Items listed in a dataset
· · ·

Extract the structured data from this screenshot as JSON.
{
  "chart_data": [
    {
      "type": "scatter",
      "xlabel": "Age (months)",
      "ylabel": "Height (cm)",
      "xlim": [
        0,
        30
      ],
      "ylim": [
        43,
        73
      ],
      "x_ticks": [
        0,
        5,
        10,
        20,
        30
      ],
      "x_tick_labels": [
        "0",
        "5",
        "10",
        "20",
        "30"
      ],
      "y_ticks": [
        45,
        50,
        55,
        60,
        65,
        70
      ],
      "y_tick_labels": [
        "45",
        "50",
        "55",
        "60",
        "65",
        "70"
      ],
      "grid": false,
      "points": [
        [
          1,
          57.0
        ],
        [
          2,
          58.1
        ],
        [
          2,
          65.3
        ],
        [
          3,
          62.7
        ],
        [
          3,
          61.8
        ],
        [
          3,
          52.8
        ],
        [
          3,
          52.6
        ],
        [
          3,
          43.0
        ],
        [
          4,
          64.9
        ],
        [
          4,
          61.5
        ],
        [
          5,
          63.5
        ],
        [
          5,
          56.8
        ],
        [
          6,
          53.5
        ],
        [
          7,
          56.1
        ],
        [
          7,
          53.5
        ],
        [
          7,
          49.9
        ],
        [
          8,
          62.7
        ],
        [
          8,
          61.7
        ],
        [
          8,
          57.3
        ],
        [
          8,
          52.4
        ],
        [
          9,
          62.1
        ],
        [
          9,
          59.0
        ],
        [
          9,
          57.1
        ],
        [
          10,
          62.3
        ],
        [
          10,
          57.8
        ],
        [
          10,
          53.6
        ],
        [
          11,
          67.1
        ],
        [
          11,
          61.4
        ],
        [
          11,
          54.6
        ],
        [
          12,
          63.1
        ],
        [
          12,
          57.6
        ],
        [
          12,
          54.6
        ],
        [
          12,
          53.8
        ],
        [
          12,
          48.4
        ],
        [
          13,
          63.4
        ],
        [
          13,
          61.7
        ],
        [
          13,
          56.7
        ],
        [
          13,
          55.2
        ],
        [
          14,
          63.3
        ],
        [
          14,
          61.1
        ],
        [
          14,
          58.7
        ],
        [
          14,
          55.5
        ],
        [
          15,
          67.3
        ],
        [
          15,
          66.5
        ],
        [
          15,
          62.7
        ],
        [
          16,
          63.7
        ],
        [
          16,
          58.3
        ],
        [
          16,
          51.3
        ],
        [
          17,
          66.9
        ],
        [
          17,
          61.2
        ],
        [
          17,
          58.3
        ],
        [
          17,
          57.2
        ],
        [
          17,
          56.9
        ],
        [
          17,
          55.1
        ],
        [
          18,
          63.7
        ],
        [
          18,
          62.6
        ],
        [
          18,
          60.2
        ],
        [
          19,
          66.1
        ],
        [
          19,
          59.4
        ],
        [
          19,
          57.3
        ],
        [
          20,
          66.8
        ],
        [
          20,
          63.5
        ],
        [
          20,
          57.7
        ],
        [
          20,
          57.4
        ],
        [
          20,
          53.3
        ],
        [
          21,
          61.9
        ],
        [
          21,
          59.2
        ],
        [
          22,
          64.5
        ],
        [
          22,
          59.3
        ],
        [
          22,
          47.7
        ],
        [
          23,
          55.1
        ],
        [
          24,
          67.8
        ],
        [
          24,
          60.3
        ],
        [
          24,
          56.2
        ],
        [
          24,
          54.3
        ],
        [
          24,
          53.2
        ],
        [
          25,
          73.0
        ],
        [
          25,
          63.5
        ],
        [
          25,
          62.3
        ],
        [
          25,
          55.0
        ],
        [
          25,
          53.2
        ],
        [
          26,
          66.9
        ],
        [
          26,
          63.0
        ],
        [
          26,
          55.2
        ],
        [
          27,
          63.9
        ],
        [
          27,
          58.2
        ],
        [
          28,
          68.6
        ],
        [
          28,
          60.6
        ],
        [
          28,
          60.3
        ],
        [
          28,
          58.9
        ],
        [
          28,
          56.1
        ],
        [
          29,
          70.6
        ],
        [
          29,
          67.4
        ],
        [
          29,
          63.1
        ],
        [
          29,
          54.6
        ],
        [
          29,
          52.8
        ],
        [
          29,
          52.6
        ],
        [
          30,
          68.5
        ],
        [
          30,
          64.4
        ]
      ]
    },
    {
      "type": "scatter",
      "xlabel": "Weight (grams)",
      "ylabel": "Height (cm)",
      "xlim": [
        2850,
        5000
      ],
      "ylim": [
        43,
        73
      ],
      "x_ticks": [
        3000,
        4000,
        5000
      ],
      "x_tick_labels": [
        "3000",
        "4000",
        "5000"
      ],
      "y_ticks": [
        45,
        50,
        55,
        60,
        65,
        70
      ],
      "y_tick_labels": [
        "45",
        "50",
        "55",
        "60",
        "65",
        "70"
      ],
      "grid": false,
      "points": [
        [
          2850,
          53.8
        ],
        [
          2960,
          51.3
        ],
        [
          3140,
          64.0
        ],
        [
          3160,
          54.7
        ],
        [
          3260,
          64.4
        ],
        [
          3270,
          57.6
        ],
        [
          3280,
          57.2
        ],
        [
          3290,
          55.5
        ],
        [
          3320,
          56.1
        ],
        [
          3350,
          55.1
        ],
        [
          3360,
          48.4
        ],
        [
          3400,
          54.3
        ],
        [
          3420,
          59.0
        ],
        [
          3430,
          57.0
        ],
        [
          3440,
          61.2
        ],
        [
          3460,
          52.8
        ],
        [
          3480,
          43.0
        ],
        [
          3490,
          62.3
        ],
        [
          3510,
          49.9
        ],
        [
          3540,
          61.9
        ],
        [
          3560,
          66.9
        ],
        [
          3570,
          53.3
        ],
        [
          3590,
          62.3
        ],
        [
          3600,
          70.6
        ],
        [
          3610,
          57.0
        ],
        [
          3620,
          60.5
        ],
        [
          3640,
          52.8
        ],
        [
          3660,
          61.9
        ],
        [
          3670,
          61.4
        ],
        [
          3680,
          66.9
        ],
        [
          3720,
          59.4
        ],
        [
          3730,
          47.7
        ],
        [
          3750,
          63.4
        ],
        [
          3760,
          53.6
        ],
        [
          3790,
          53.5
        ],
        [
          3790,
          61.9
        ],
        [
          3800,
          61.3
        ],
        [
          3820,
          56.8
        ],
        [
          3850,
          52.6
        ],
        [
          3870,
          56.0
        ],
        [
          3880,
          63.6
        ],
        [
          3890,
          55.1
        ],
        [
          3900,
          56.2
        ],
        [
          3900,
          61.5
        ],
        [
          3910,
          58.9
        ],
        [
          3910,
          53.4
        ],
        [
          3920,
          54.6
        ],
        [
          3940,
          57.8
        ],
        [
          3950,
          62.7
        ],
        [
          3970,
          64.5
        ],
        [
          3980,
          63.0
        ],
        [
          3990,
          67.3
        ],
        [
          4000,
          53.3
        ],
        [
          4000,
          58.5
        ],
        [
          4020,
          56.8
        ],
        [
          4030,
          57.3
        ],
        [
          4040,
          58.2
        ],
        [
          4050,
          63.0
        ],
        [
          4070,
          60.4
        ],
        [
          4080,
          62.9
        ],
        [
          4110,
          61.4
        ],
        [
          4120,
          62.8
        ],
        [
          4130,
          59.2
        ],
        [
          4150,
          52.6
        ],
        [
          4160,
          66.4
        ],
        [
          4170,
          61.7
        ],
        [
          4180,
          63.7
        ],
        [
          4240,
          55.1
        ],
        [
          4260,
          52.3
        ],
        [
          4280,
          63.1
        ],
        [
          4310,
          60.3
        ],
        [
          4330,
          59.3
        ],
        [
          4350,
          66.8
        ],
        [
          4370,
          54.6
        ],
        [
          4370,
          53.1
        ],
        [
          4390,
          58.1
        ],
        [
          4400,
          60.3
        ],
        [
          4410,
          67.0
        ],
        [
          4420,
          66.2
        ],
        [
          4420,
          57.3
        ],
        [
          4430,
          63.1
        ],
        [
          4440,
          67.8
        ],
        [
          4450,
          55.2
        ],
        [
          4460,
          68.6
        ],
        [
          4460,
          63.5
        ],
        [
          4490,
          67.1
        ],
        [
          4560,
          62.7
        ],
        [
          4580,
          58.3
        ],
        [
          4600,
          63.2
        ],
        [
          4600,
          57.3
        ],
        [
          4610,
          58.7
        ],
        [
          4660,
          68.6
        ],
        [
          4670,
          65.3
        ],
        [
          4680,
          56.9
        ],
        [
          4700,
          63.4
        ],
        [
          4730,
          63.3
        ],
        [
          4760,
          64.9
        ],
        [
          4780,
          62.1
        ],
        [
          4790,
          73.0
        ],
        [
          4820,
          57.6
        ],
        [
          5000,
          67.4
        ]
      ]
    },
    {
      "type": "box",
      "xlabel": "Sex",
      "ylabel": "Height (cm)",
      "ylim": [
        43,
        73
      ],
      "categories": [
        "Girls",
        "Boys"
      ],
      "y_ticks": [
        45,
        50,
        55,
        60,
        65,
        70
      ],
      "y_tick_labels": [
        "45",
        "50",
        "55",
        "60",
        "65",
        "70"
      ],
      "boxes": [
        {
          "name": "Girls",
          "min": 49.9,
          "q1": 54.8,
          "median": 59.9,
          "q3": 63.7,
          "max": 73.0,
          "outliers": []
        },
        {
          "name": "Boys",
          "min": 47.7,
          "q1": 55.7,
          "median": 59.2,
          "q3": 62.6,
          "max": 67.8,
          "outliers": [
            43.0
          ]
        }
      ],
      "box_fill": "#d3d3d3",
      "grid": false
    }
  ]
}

· · ·

◆ **REQUIRED WORK**
Copy each line above containing the string "xlabel".

◆ **SOLUTION TO THE EXERCISE**
      "xlabel": "Age (months)",
      "xlabel": "Weight (grams)",
      "xlabel": "Sex",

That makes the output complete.